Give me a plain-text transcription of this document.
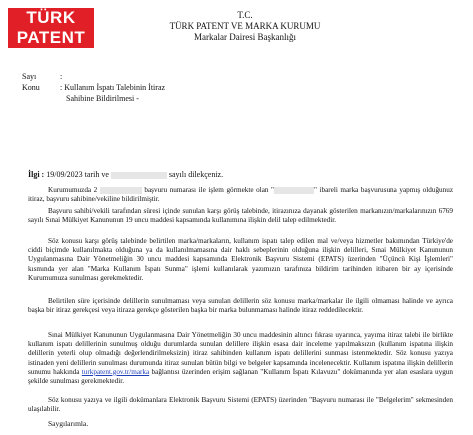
TÜRK
PATENT
T.C.
TÜRK PATENT VE MARKA KURUMU
Markalar Dairesi Başkanlığı
Sayı	:
Konu	: Kullanım İspatı Talebinin İtiraz
Sahibine Bildirilmesi -
İlgi : 19/09/2023 tarih ve	sayılı dilekçeniz.

Kurumumuzda 2	başvuru numarası ile işlem görmekte olan "	" ibareli marka başvurusuna yapmış olduğunuz itiraz, başvuru sahibine/vekiline bildirilmiştir.

Başvuru sahibi/vekili tarafından süresi içinde sunulan karşı görüş talebinde, itirazınıza dayanak gösterilen markanızın/markalarınızın 6769 sayılı Sınai Mülkiyet Kanununun 19 uncu maddesi kapsamında kullanımına ilişkin delil talep edilmektedir.

Söz konusu karşı görüş talebinde belirtilen marka/markaların, kullanım ispatı talep edilen mal ve/veya hizmetler bakımından Türkiye'de ciddi biçimde kullanılmakta olduğuna ya da kullanılmamasına dair haklı sebeplerinin olduğuna ilişkin delilleri, Sınai Mülkiyet Kanununun Uygulanmasına Dair Yönetmeliğin 30 uncu maddesi kapsamında Elektronik Başvuru Sistemi (EPATS) üzerinden "Üçüncü Kişi İşlemleri" kısmında yer alan "Marka Kullanım İspatı Sunma" işlemi kullanılarak yazımızın tarafınıza bildirim tarihinden itibaren bir ay içerisinde Kurumumuza sunulması gerekmektedir.

Belirtilen süre içerisinde delillerin sunulmaması veya sunulan delillerin söz konusu marka/markalar ile ilgili olmaması halinde ve ayrıca başka bir itiraz gerekçesi veya itiraza gerekçe gösterilen başka bir marka bulunmaması halinde itiraz reddedilecektir.

Sınai Mülkiyet Kanununun Uygulanmasına Dair Yönetmeliğin 30 uncu maddesinin altıncı fıkrası uyarınca, yayıma itiraz talebi ile birlikte kullanım ispatı delillerinin sunulmuş olduğu durumlarda sunulan delillere ilişkin esasa dair inceleme yapılmaksızın (kullanım ispatına ilişkin delillerin yeterli olup olmadığı değerlendirilmeksizin) itiraz sahibinden kullanım ispatı delillerini sunması istenmektedir. Söz konusu yazıya istinaden yeni delillerin sunulması durumunda itiraz sunulan bütün bilgi ve belgeler kapsamında incelenecektir. Kullanım ispatına ilişkin delillerin sunumu hakkında turkpatent.gov.tr/marka bağlantısı üzerinden erişim sağlanan "Kullanım İspatı Kılavuzu" dokümanında yer alan esaslara uygun şekilde sunulması gerekmektedir.

Söz konusu yazıya ve ilgili dokümanlara Elektronik Başvuru Sistemi (EPATS) üzerinden "Başvuru numarası ile "Belgelerim" sekmesinden ulaşılabilir.

Saygılarımla.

__Given problem__. Read the lines above. Gather those in which the string "karşı" is found.

__Task solution__.
Başvuru sahibi/vekili tarafından süresi içinde sunulan karşı görüş talebinde, itirazınıza dayanak gösterilen markanızın/markalarınızın 6769 sayılı Sınai Mülkiyet Kanununun 19 uncu maddesi kapsamında kullanımına ilişkin delil talep edilmektedir.
Söz konusu karşı görüş talebinde belirtilen marka/markaların, kullanım ispatı talep edilen mal ve/veya hizmetler bakımından Türkiye'de ciddi biçimde kullanılmakta olduğuna ya da kullanılmamasına dair haklı sebeplerinin olduğuna ilişkin delilleri, Sınai Mülkiyet Kanununun Uygulanmasına Dair Yönetmeliğin 30 uncu maddesi kapsamında Elektronik Başvuru Sistemi (EPATS) üzerinden "Üçüncü Kişi İşlemleri" kısmında yer alan "Marka Kullanım İspatı Sunma" işlemi kullanılarak yazımızın tarafınıza bildirim tarihinden itibaren bir ay içerisinde Kurumumuza sunulması gerekmektedir.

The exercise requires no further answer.